Work to complete: Gather from the listing below each line that includes the word "text", and copy it.

--- Begin Entries supplied ---

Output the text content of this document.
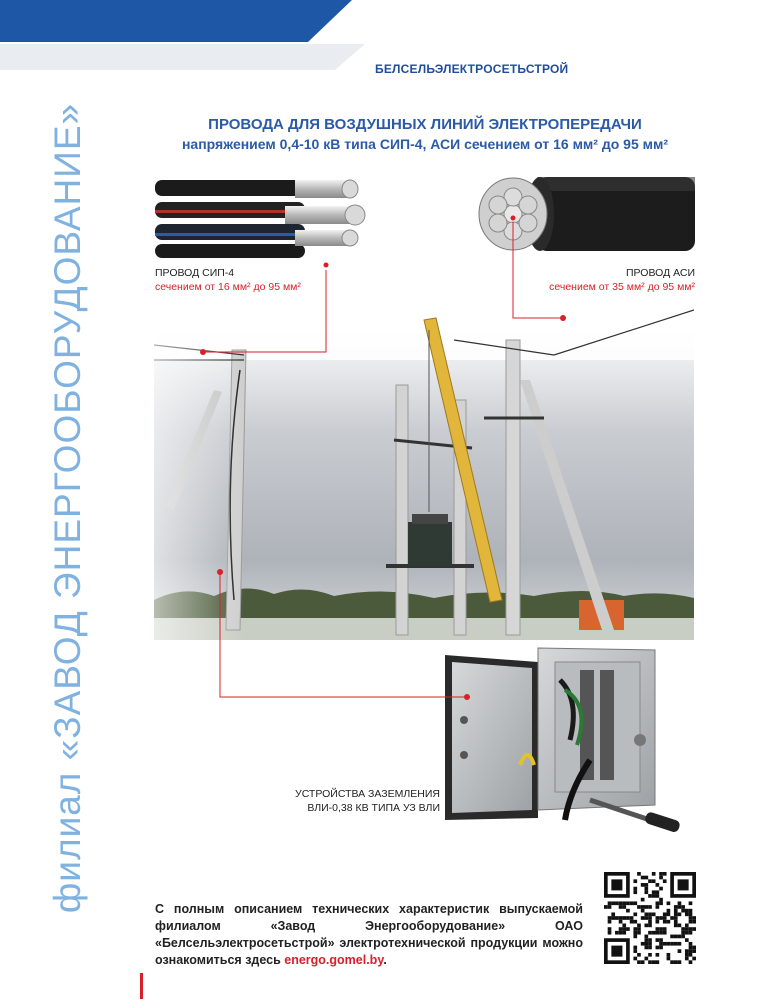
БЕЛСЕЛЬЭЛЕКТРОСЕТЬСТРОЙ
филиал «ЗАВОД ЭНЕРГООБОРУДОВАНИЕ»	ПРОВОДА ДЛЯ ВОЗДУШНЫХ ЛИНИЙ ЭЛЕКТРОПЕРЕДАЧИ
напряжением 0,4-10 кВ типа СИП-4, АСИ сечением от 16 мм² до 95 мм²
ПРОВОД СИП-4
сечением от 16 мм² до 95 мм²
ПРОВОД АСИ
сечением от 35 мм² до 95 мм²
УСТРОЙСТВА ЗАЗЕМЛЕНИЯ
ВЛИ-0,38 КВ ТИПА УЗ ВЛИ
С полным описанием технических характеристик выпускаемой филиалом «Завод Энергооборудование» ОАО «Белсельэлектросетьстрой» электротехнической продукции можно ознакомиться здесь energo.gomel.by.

--- End Entries supplied ---
--- Begin Entries supplied ---

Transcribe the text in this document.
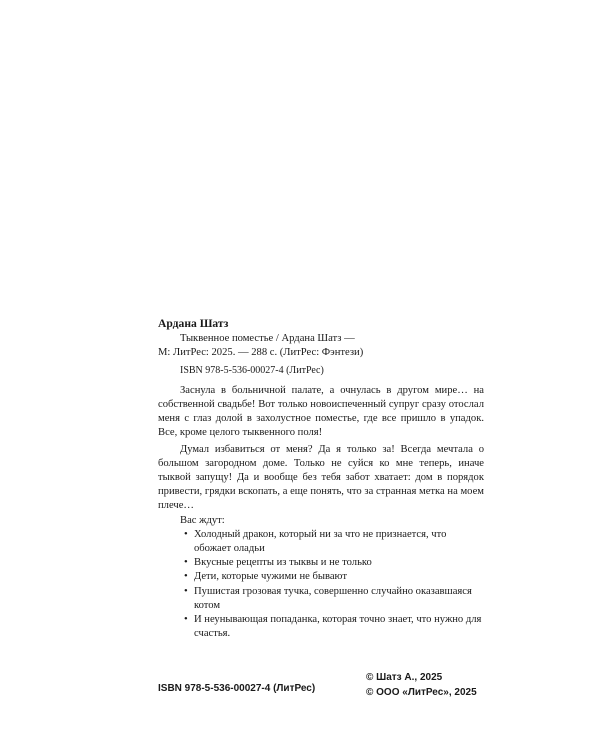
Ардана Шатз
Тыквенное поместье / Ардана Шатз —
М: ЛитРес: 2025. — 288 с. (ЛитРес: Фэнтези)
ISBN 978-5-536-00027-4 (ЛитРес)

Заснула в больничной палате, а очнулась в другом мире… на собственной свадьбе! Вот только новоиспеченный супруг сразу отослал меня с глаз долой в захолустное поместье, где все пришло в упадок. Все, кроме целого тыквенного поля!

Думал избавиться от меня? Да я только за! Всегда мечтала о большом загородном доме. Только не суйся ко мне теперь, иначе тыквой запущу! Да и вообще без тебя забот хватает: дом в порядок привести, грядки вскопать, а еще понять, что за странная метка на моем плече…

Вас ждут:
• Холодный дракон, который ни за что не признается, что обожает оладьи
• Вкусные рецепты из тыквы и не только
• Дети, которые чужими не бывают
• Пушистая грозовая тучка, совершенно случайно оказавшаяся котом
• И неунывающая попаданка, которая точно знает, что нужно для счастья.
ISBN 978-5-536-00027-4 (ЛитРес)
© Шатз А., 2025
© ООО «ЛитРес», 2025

--- End Entries supplied ---
--- Begin Entries supplied ---

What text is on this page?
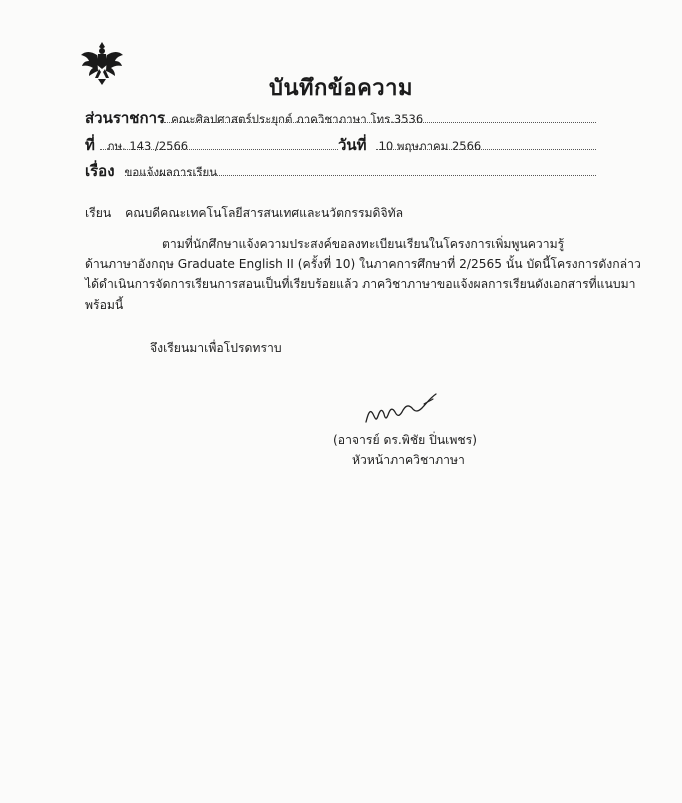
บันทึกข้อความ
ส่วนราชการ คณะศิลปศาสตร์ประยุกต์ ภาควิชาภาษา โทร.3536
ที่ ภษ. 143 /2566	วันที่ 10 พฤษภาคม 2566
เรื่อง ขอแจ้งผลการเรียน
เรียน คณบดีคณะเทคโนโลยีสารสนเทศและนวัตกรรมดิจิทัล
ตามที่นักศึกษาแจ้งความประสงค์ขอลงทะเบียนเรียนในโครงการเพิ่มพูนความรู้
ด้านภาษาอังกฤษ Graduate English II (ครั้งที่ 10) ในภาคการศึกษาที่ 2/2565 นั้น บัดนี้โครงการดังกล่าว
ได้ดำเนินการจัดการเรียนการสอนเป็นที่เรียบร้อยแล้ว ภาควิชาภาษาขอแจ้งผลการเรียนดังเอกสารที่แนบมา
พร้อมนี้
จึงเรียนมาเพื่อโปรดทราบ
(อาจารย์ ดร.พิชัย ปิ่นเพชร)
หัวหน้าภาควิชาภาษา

--- End Entries supplied ---

The completed task:
Output the text content of this document.
Transcribe the text in this document.
What text is on this page?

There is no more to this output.